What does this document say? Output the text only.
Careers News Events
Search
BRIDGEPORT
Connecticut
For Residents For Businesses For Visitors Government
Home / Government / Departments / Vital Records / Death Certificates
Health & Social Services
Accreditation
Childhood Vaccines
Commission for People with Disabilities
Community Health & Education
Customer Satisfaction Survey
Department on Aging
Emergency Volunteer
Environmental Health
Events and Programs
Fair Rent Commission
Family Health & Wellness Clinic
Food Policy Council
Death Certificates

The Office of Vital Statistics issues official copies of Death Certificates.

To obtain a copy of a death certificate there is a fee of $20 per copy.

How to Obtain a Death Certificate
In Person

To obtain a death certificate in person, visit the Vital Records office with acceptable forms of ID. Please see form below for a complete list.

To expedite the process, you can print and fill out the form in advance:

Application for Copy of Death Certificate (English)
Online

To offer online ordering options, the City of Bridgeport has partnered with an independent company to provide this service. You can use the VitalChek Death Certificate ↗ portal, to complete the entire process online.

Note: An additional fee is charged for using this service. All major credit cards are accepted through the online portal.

********

Using the listing above, list every line in which the string "with" occurs.

**Correct answer**:
Commission for People with Disabilities
To obtain a death certificate in person, visit the Vital Records office with acceptable forms of ID. Please see form below for a complete list.
To offer online ordering options, the City of Bridgeport has partnered with an independent company to provide this service. You can use the VitalChek Death Certificate ↗ portal, to complete the entire process online.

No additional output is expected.